(Dataset items)
--*--

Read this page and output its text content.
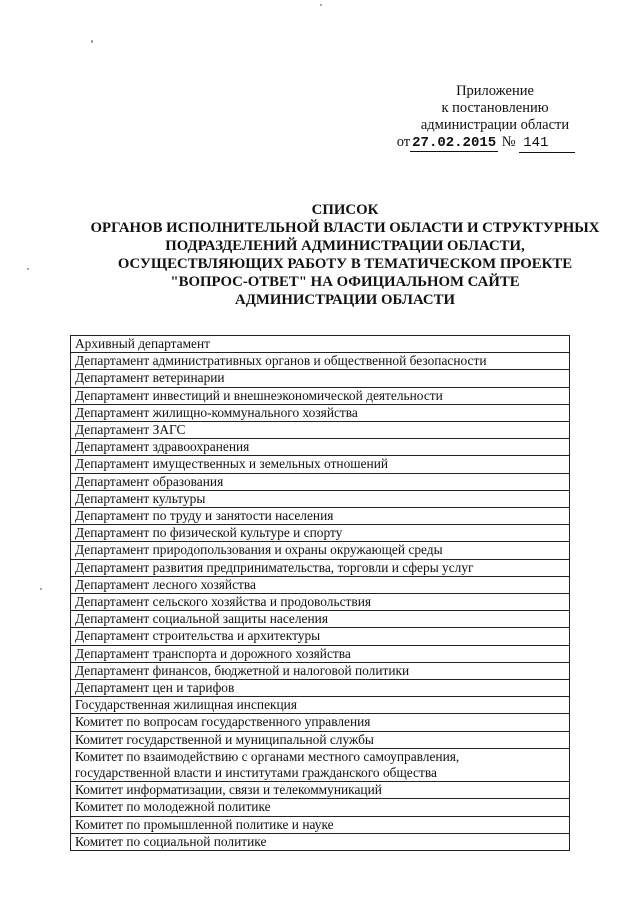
Приложение
к постановлению
администрации области
от 27.02.2015 № 141
СПИСОК
ОРГАНОВ ИСПОЛНИТЕЛЬНОЙ ВЛАСТИ ОБЛАСТИ И СТРУКТУРНЫХ
ПОДРАЗДЕЛЕНИЙ АДМИНИСТРАЦИИ ОБЛАСТИ,
ОСУЩЕСТВЛЯЮЩИХ РАБОТУ В ТЕМАТИЧЕСКОМ ПРОЕКТЕ
"ВОПРОС-ОТВЕТ" НА ОФИЦИАЛЬНОМ САЙТЕ
АДМИНИСТРАЦИИ ОБЛАСТИ
Архивный департамент

Департамент административных органов и общественной безопасности

Департамент ветеринарии

Департамент инвестиций и внешнеэкономической деятельности

Департамент жилищно-коммунального хозяйства

Департамент ЗАГС

Департамент здравоохранения

Департамент имущественных и земельных отношений

Департамент образования

Департамент культуры

Департамент по труду и занятости населения

Департамент по физической культуре и спорту

Департамент природопользования и охраны окружающей среды

Департамент развития предпринимательства, торговли и сферы услуг

Департамент лесного хозяйства

Департамент сельского хозяйства и продовольствия

Департамент социальной защиты населения

Департамент строительства и архитектуры

Департамент транспорта и дорожного хозяйства

Департамент финансов, бюджетной и налоговой политики

Департамент цен и тарифов

Государственная жилищная инспекция

Комитет по вопросам государственного управления

Комитет государственной и муниципальной службы

Комитет по взаимодействию с органами местного самоуправления,
государственной власти и институтами гражданского общества

Комитет информатизации, связи и телекоммуникаций

Комитет по молодежной политике

Комитет по промышленной политике и науке

Комитет по социальной политике
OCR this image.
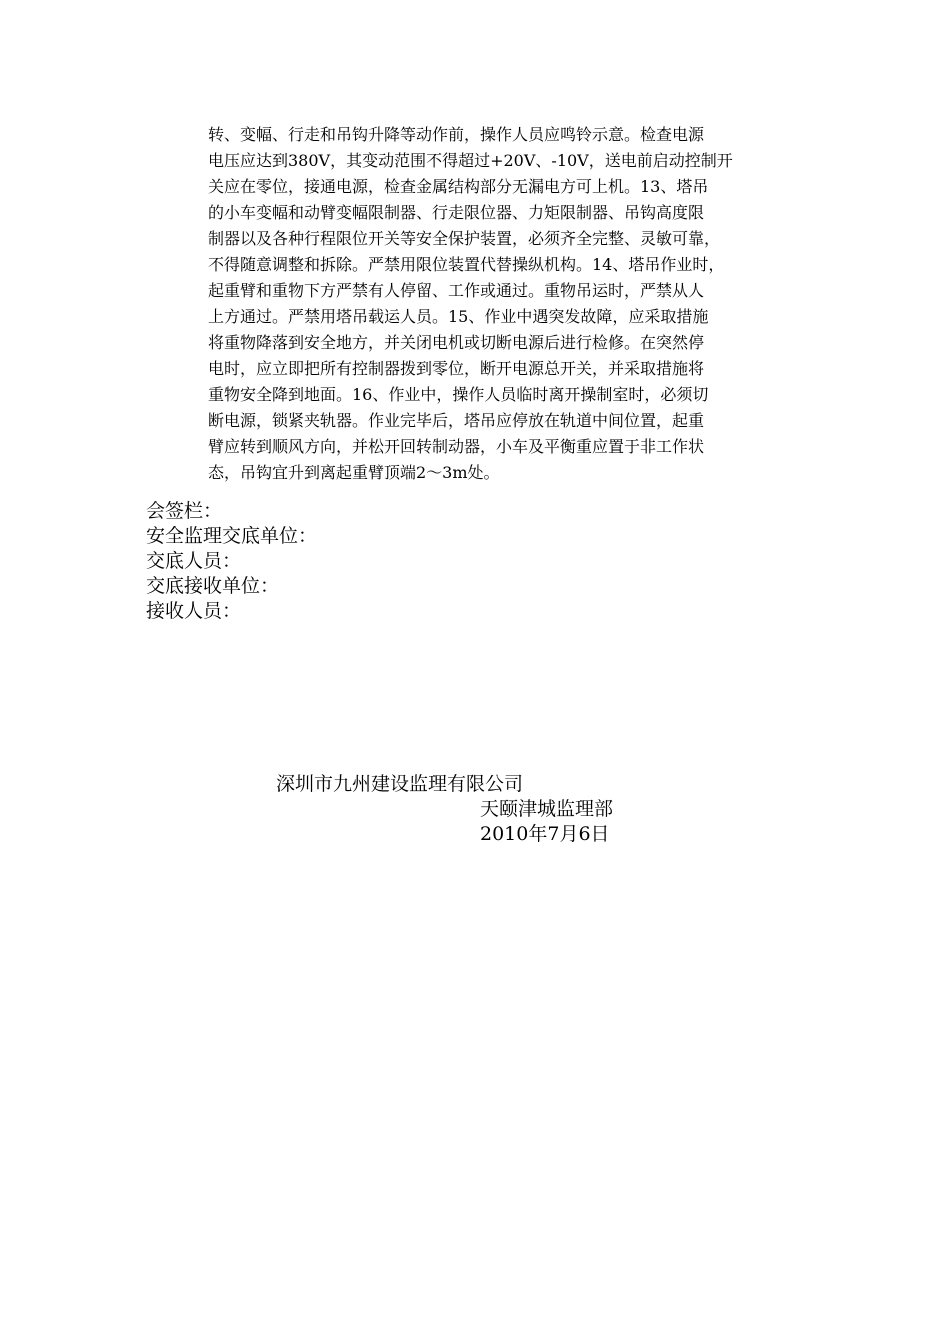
转、变幅、行走和吊钩升降等动作前，操作人员应鸣铃示意。检查电源
电压应达到380V，其变动范围不得超过+20V、-10V，送电前启动控制开
关应在零位，接通电源，检查金属结构部分无漏电方可上机。13、塔吊
的小车变幅和动臂变幅限制器、行走限位器、力矩限制器、吊钩高度限
制器以及各种行程限位开关等安全保护装置，必须齐全完整、灵敏可靠，
不得随意调整和拆除。严禁用限位装置代替操纵机构。14、塔吊作业时，
起重臂和重物下方严禁有人停留、工作或通过。重物吊运时，严禁从人
上方通过。严禁用塔吊载运人员。15、作业中遇突发故障，应采取措施
将重物降落到安全地方，并关闭电机或切断电源后进行检修。在突然停
电时，应立即把所有控制器拨到零位，断开电源总开关，并采取措施将
重物安全降到地面。16、作业中，操作人员临时离开操制室时，必须切
断电源，锁紧夹轨器。作业完毕后，塔吊应停放在轨道中间位置，起重
臂应转到顺风方向，并松开回转制动器，小车及平衡重应置于非工作状
态，吊钩宜升到离起重臂顶端2～3m处。
会签栏：
安全监理交底单位：
交底人员：
交底接收单位：
接收人员：
深圳市九州建设监理有限公司
天颐津城监理部
2010年7月6日
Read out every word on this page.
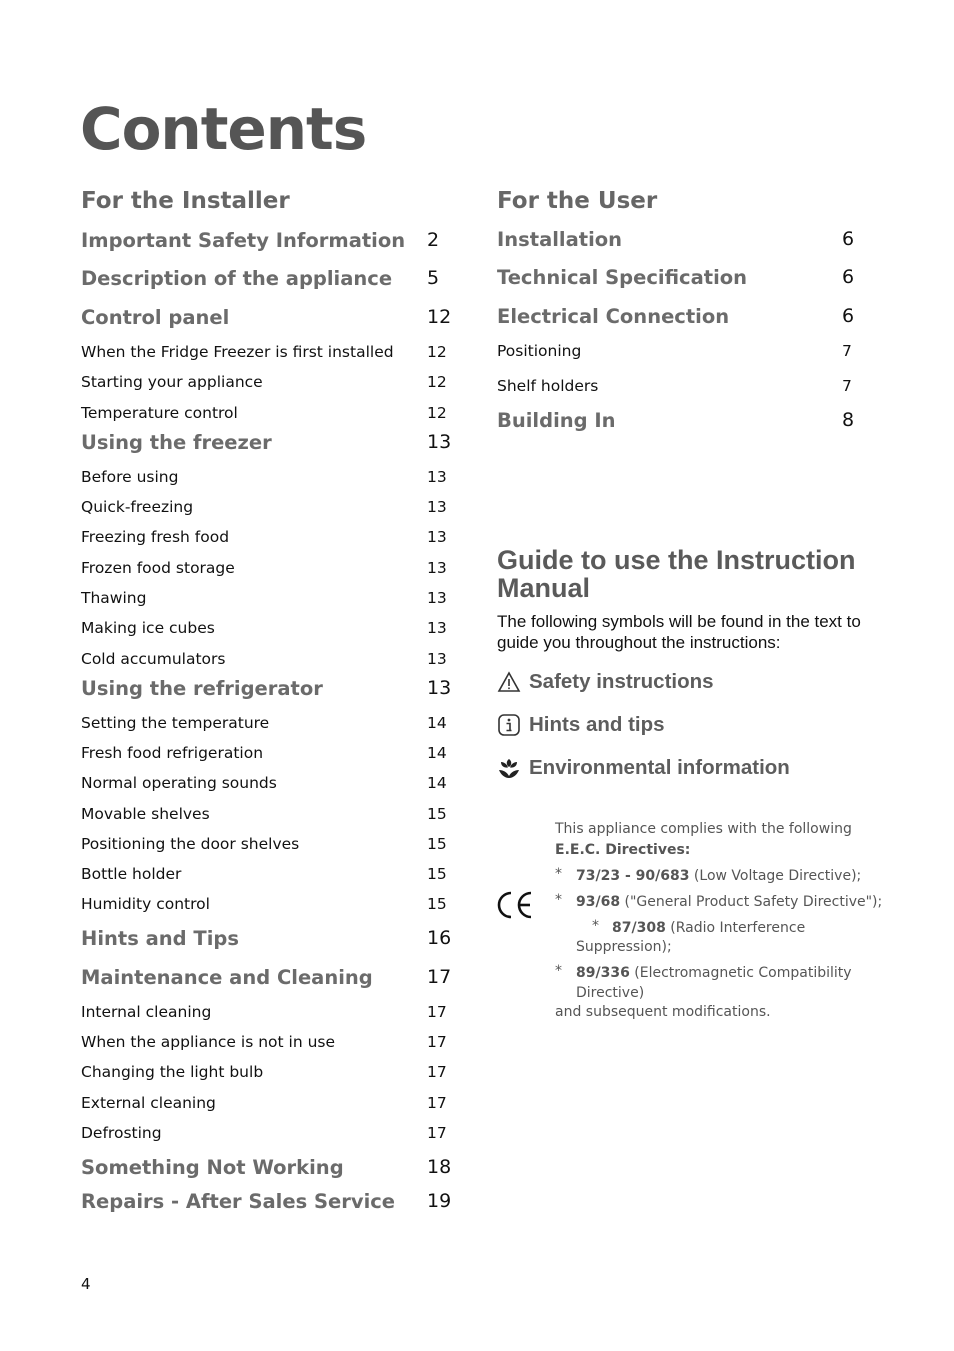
Contents
For the Installer
Important Safety Information 2
Description of the appliance 5
Control panel	12
When the Fridge Freezer is first installed 12
Starting your appliance	12
Temperature control	12
Using the freezer	13
Before using	13
Quick-freezing	13
Freezing fresh food	13
Frozen food storage	13
Thawing	13
Making ice cubes	13
Cold accumulators	13
Using the refrigerator	13
Setting the temperature	14
Fresh food refrigeration	14
Normal operating sounds	14
Movable shelves	15
Positioning the door shelves	15
Bottle holder	15
Humidity control	15
Hints and Tips	16
Maintenance and Cleaning	17
Internal cleaning	17
When the appliance is not in use	17
Changing the light bulb	17
External cleaning	17
Defrosting	17
Something Not Working	18
Repairs - After Sales Service 19
For the User
Installation	6
Technical Specification	6
Electrical Connection	6
Positioning	7
Shelf holders	7
Building In	8
Guide to use the Instruction Manual
The following symbols will be found in the text to guide you throughout the instructions:
Safety instructions
Hints and tips
Environmental information
This appliance complies with the following
E.E.C. Directives:
* 73/23 - 90/683 (Low Voltage Directive);
* 93/68 ("General Product Safety Directive");
* 87/308 (Radio Interference
Suppression);
* 89/336 (Electromagnetic Compatibility
Directive)
and subsequent modifications.
4
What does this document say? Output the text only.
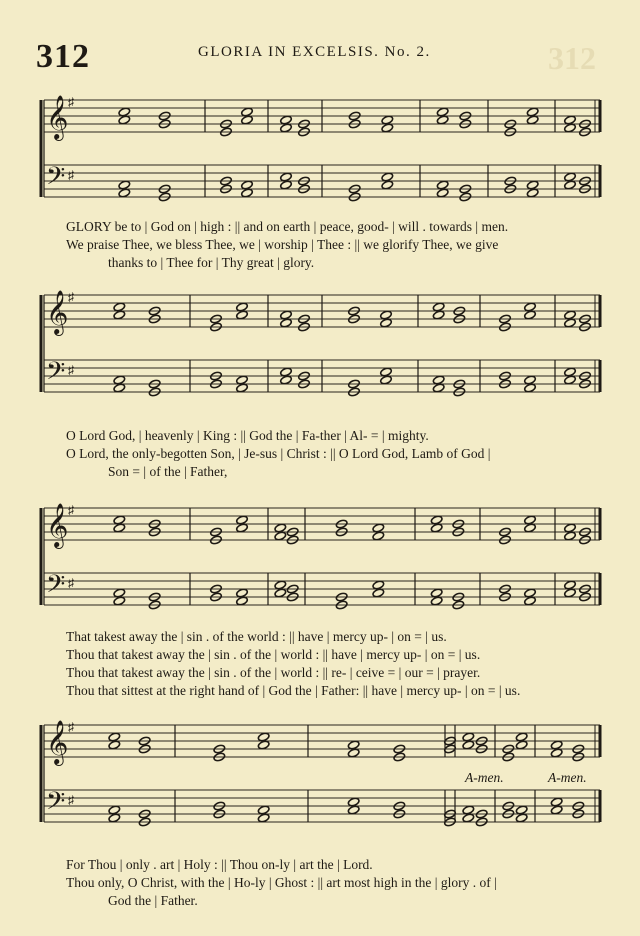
312	GLORIA IN EXCELSIS. No. 2.	312
𝄞 ♯
𝄢 ♯
GLORY be to | God on | high : || and on earth | peace, good- | will . towards | men.
We praise Thee, we bless Thee, we | worship | Thee : || we glorify Thee, we give
thanks to | Thee for | Thy great | glory.
𝄞 ♯
𝄢 ♯
O Lord God, | heavenly | King : || God the | Fa-ther | Al- = | mighty.
O Lord, the only-begotten Son, | Je-sus | Christ : || O Lord God, Lamb of God |
Son = | of the | Father,
𝄞 ♯
𝄢 ♯
That takest away the | sin . of the world : || have | mercy up- | on = | us.
Thou that takest away the | sin . of the | world : || have | mercy up- | on = | us.
Thou that takest away the | sin . of the | world : || re- | ceive = | our = | prayer.
Thou that sittest at the right hand of | God the | Father: || have | mercy up- | on = | us.
𝄞 ♯
𝄢 ♯
A-men.	A-men.
For Thou | only . art | Holy : || Thou on-ly | art the | Lord.
Thou only, O Christ, with the | Ho-ly | Ghost : || art most high in the | glory . of |
God the | Father.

--*--

■ **JOB**:
Take every line containing the word "appliance" and copy it.

■ **SOLUTION**:
Description of the appliance 5
Starting your appliance	12
When the appliance is not in use	17
This appliance complies with the following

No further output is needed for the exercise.